Work to do: Return the number of lines that include the string "Doenças", without any other text.

A run of records:
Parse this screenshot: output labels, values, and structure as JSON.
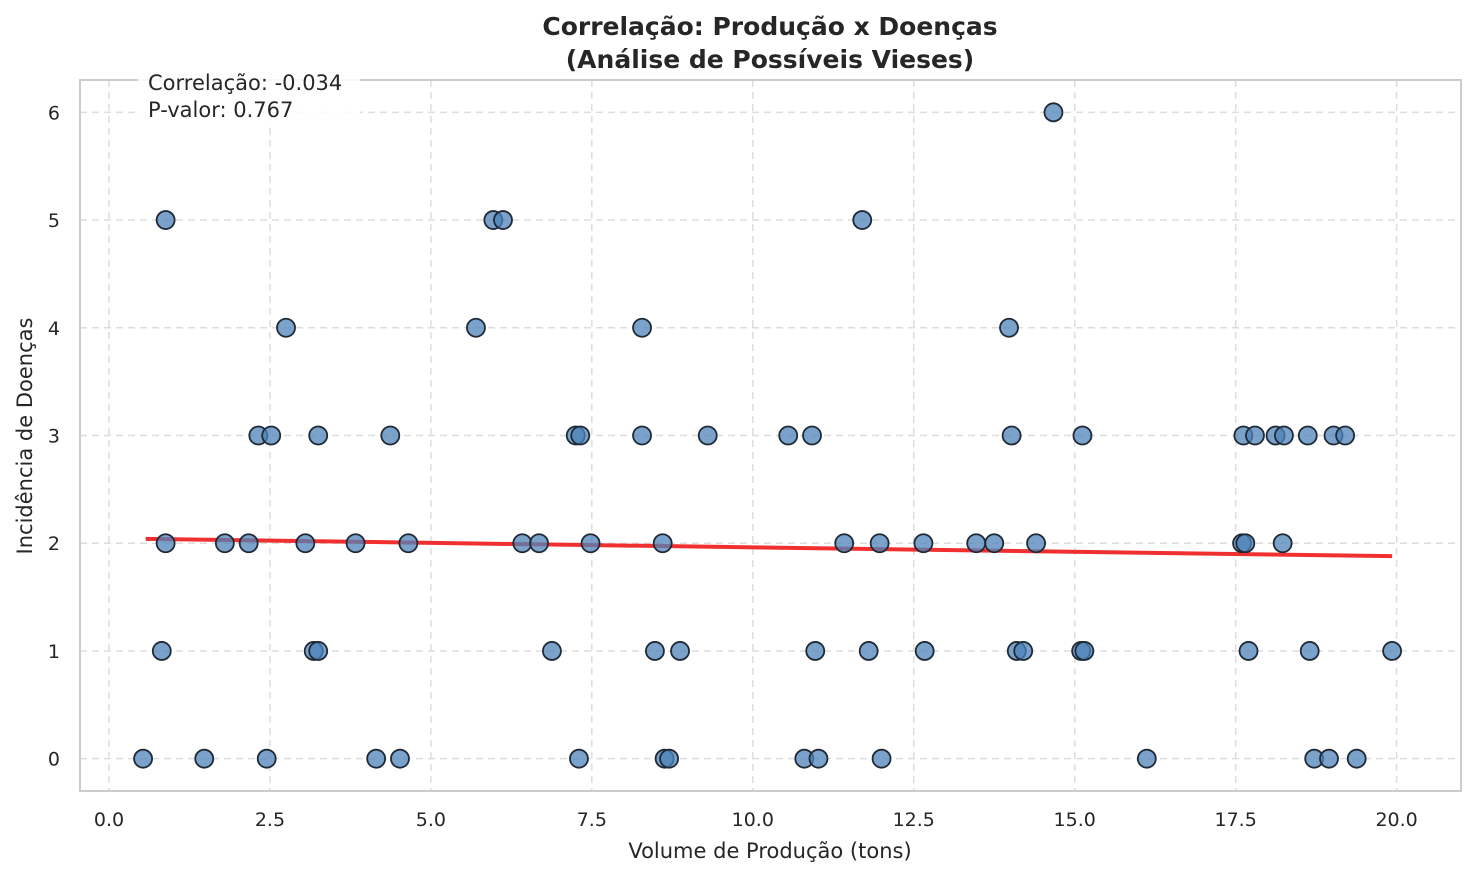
{
  "chart_data": {
    "type": "scatter",
    "title": [
      "Correlação: Produção x Doenças",
      "(Análise de Possíveis Vieses)"
    ],
    "xlabel": "Volume de Produção (tons)",
    "ylabel": "Incidência de Doenças",
    "xlim": [
      -0.45,
      21.0
    ],
    "ylim": [
      -0.3,
      6.3
    ],
    "xticks": [
      0.0,
      2.5,
      5.0,
      7.5,
      10.0,
      12.5,
      15.0,
      17.5,
      20.0
    ],
    "xtick_labels": [
      "0.0",
      "2.5",
      "5.0",
      "7.5",
      "10.0",
      "12.5",
      "15.0",
      "17.5",
      "20.0"
    ],
    "yticks": [
      0,
      1,
      2,
      3,
      4,
      5,
      6
    ],
    "ytick_labels": [
      "0",
      "1",
      "2",
      "3",
      "4",
      "5",
      "6"
    ],
    "grid": true,
    "annotation": [
      "Correlação: -0.034",
      "P-valor: 0.767"
    ],
    "trend_line": {
      "x": [
        0.57,
        19.93
      ],
      "y": [
        2.04,
        1.88
      ],
      "color": "#f03030"
    },
    "point_color": "#4e83b8",
    "points": [
      [
        0.88,
        5
      ],
      [
        14.67,
        6
      ],
      [
        5.97,
        5
      ],
      [
        6.12,
        5
      ],
      [
        11.7,
        5
      ],
      [
        2.75,
        4
      ],
      [
        5.7,
        4
      ],
      [
        8.28,
        4
      ],
      [
        13.98,
        4
      ],
      [
        2.32,
        3
      ],
      [
        2.52,
        3
      ],
      [
        3.25,
        3
      ],
      [
        4.37,
        3
      ],
      [
        7.25,
        3
      ],
      [
        7.32,
        3
      ],
      [
        8.28,
        3
      ],
      [
        9.3,
        3
      ],
      [
        10.55,
        3
      ],
      [
        10.92,
        3
      ],
      [
        14.02,
        3
      ],
      [
        15.12,
        3
      ],
      [
        17.62,
        3
      ],
      [
        17.8,
        3
      ],
      [
        18.12,
        3
      ],
      [
        18.25,
        3
      ],
      [
        18.62,
        3
      ],
      [
        19.02,
        3
      ],
      [
        19.2,
        3
      ],
      [
        0.88,
        2
      ],
      [
        1.8,
        2
      ],
      [
        2.17,
        2
      ],
      [
        3.05,
        2
      ],
      [
        3.83,
        2
      ],
      [
        4.65,
        2
      ],
      [
        6.42,
        2
      ],
      [
        6.68,
        2
      ],
      [
        7.48,
        2
      ],
      [
        8.6,
        2
      ],
      [
        11.42,
        2
      ],
      [
        11.97,
        2
      ],
      [
        12.65,
        2
      ],
      [
        13.47,
        2
      ],
      [
        13.75,
        2
      ],
      [
        14.4,
        2
      ],
      [
        17.6,
        2
      ],
      [
        17.65,
        2
      ],
      [
        18.23,
        2
      ],
      [
        0.82,
        1
      ],
      [
        3.18,
        1
      ],
      [
        3.25,
        1
      ],
      [
        6.88,
        1
      ],
      [
        8.48,
        1
      ],
      [
        8.87,
        1
      ],
      [
        10.97,
        1
      ],
      [
        11.8,
        1
      ],
      [
        12.67,
        1
      ],
      [
        14.1,
        1
      ],
      [
        14.2,
        1
      ],
      [
        15.1,
        1
      ],
      [
        15.15,
        1
      ],
      [
        17.7,
        1
      ],
      [
        18.65,
        1
      ],
      [
        19.93,
        1
      ],
      [
        0.53,
        0
      ],
      [
        1.48,
        0
      ],
      [
        2.45,
        0
      ],
      [
        4.15,
        0
      ],
      [
        4.52,
        0
      ],
      [
        7.3,
        0
      ],
      [
        8.63,
        0
      ],
      [
        8.7,
        0
      ],
      [
        10.8,
        0
      ],
      [
        11.02,
        0
      ],
      [
        12.0,
        0
      ],
      [
        16.12,
        0
      ],
      [
        18.72,
        0
      ],
      [
        18.95,
        0
      ],
      [
        19.38,
        0
      ]
    ]
  }
}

Completed exercise: 2